··· Data for processing

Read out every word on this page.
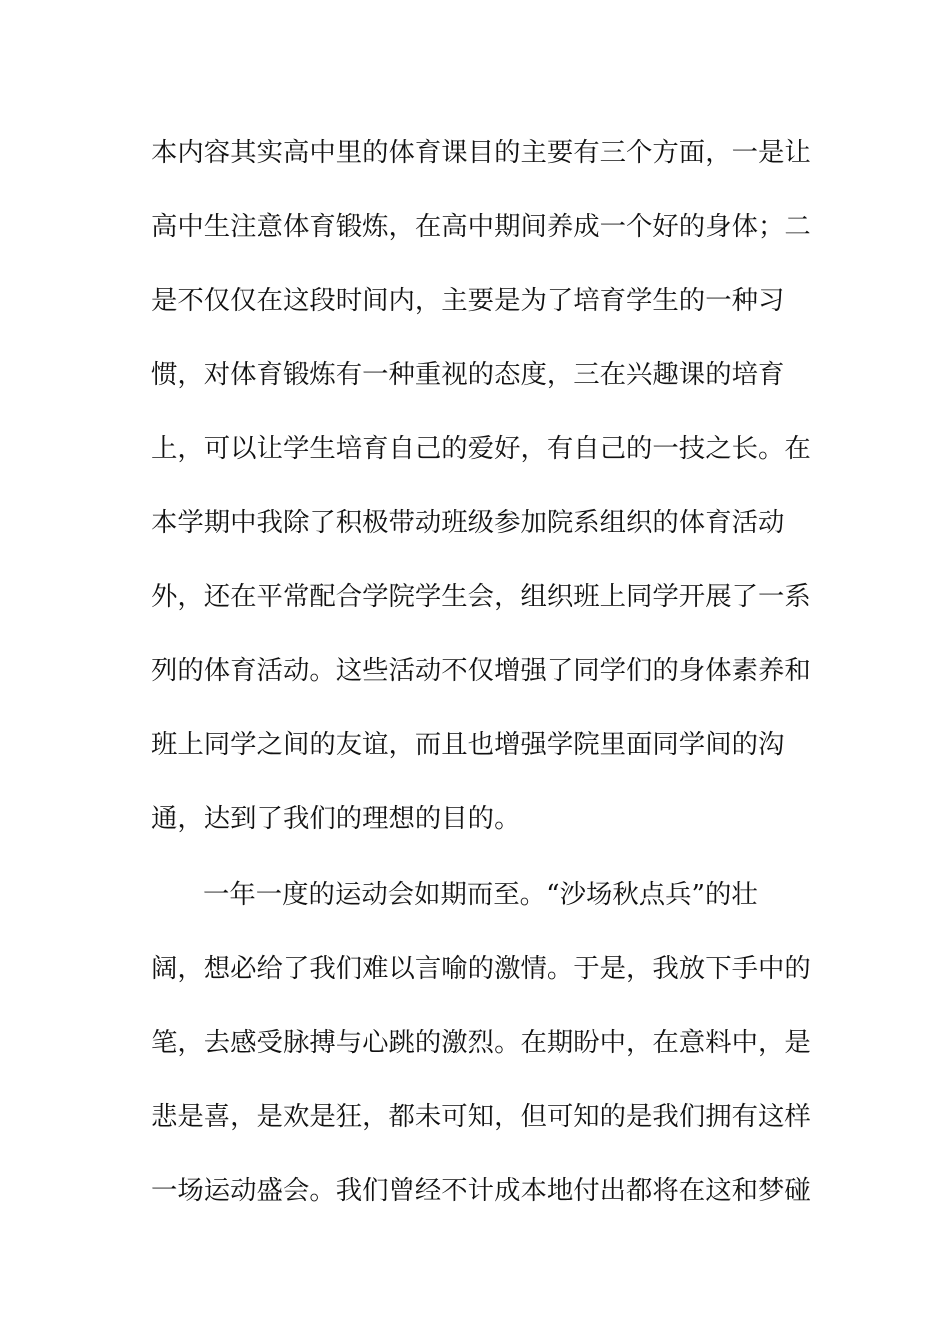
本内容其实高中里的体育课目的主要有三个方面，一是让
高中生注意体育锻炼，在高中期间养成一个好的身体；二
是不仅仅在这段时间内，主要是为了培育学生的一种习
惯，对体育锻炼有一种重视的态度，三在兴趣课的培育
上，可以让学生培育自己的爱好，有自己的一技之长。在
本学期中我除了积极带动班级参加院系组织的体育活动
外，还在平常配合学院学生会，组织班上同学开展了一系
列的体育活动。这些活动不仅增强了同学们的身体素养和
班上同学之间的友谊，而且也增强学院里面同学间的沟
通，达到了我们的理想的目的。
一年一度的运动会如期而至。“沙场秋点兵”的壮
阔，想必给了我们难以言喻的激情。于是，我放下手中的
笔，去感受脉搏与心跳的激烈。在期盼中，在意料中，是
悲是喜，是欢是狂，都未可知，但可知的是我们拥有这样
一场运动盛会。我们曾经不计成本地付出都将在这和梦碰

······

Stated task: Every record above must be given again exactly; drop the pictures.

Task answer:
Read out every word on this page.
本内容其实高中里的体育课目的主要有三个方面，一是让
高中生注意体育锻炼，在高中期间养成一个好的身体；二
是不仅仅在这段时间内，主要是为了培育学生的一种习
惯，对体育锻炼有一种重视的态度，三在兴趣课的培育
上，可以让学生培育自己的爱好，有自己的一技之长。在
本学期中我除了积极带动班级参加院系组织的体育活动
外，还在平常配合学院学生会，组织班上同学开展了一系
列的体育活动。这些活动不仅增强了同学们的身体素养和
班上同学之间的友谊，而且也增强学院里面同学间的沟
通，达到了我们的理想的目的。
一年一度的运动会如期而至。“沙场秋点兵”的壮
阔，想必给了我们难以言喻的激情。于是，我放下手中的
笔，去感受脉搏与心跳的激烈。在期盼中，在意料中，是
悲是喜，是欢是狂，都未可知，但可知的是我们拥有这样
一场运动盛会。我们曾经不计成本地付出都将在这和梦碰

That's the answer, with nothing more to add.